#### [Instructions for the task]
Repeat every line below exactly, word for word.

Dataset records
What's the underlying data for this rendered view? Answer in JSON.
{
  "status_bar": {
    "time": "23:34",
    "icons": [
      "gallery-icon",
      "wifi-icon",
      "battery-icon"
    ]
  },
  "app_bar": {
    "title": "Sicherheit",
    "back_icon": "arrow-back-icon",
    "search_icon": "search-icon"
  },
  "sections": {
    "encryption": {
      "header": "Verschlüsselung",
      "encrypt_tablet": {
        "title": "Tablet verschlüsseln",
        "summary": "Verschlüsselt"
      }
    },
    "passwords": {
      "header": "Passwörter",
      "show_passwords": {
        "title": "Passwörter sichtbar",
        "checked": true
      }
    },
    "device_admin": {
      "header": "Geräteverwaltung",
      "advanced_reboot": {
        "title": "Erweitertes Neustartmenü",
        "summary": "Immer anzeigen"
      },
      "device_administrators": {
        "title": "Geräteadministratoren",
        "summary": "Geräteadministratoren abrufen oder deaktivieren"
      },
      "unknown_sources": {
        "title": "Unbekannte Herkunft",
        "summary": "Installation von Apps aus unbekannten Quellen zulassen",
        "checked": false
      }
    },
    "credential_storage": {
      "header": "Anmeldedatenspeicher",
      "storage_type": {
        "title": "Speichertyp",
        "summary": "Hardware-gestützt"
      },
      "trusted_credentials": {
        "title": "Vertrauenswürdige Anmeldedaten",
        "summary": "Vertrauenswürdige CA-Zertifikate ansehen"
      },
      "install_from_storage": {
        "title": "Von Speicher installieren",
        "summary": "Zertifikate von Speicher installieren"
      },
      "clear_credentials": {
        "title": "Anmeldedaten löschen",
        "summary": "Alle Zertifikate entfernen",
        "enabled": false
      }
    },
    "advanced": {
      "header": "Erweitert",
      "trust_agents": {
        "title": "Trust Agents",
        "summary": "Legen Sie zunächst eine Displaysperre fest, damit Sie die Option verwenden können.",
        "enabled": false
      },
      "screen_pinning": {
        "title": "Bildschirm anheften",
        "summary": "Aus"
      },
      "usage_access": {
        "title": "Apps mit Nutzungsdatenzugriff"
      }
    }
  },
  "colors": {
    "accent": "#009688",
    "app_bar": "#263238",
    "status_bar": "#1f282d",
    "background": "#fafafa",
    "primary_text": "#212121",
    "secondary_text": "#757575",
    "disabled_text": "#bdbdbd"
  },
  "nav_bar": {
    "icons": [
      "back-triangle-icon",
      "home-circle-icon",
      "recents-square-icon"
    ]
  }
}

#### [Reply to the task]
What's the underlying data for this rendered view? Answer in JSON.
{
  "status_bar": {
    "time": "23:34",
    "icons": [
      "gallery-icon",
      "wifi-icon",
      "battery-icon"
    ]
  },
  "app_bar": {
    "title": "Sicherheit",
    "back_icon": "arrow-back-icon",
    "search_icon": "search-icon"
  },
  "sections": {
    "encryption": {
      "header": "Verschlüsselung",
      "encrypt_tablet": {
        "title": "Tablet verschlüsseln",
        "summary": "Verschlüsselt"
      }
    },
    "passwords": {
      "header": "Passwörter",
      "show_passwords": {
        "title": "Passwörter sichtbar",
        "checked": true
      }
    },
    "device_admin": {
      "header": "Geräteverwaltung",
      "advanced_reboot": {
        "title": "Erweitertes Neustartmenü",
        "summary": "Immer anzeigen"
      },
      "device_administrators": {
        "title": "Geräteadministratoren",
        "summary": "Geräteadministratoren abrufen oder deaktivieren"
      },
      "unknown_sources": {
        "title": "Unbekannte Herkunft",
        "summary": "Installation von Apps aus unbekannten Quellen zulassen",
        "checked": false
      }
    },
    "credential_storage": {
      "header": "Anmeldedatenspeicher",
      "storage_type": {
        "title": "Speichertyp",
        "summary": "Hardware-gestützt"
      },
      "trusted_credentials": {
        "title": "Vertrauenswürdige Anmeldedaten",
        "summary": "Vertrauenswürdige CA-Zertifikate ansehen"
      },
      "install_from_storage": {
        "title": "Von Speicher installieren",
        "summary": "Zertifikate von Speicher installieren"
      },
      "clear_credentials": {
        "title": "Anmeldedaten löschen",
        "summary": "Alle Zertifikate entfernen",
        "enabled": false
      }
    },
    "advanced": {
      "header": "Erweitert",
      "trust_agents": {
        "title": "Trust Agents",
        "summary": "Legen Sie zunächst eine Displaysperre fest, damit Sie die Option verwenden können.",
        "enabled": false
      },
      "screen_pinning": {
        "title": "Bildschirm anheften",
        "summary": "Aus"
      },
      "usage_access": {
        "title": "Apps mit Nutzungsdatenzugriff"
      }
    }
  },
  "colors": {
    "accent": "#009688",
    "app_bar": "#263238",
    "status_bar": "#1f282d",
    "background": "#fafafa",
    "primary_text": "#212121",
    "secondary_text": "#757575",
    "disabled_text": "#bdbdbd"
  },
  "nav_bar": {
    "icons": [
      "back-triangle-icon",
      "home-circle-icon",
      "recents-square-icon"
    ]
  }
}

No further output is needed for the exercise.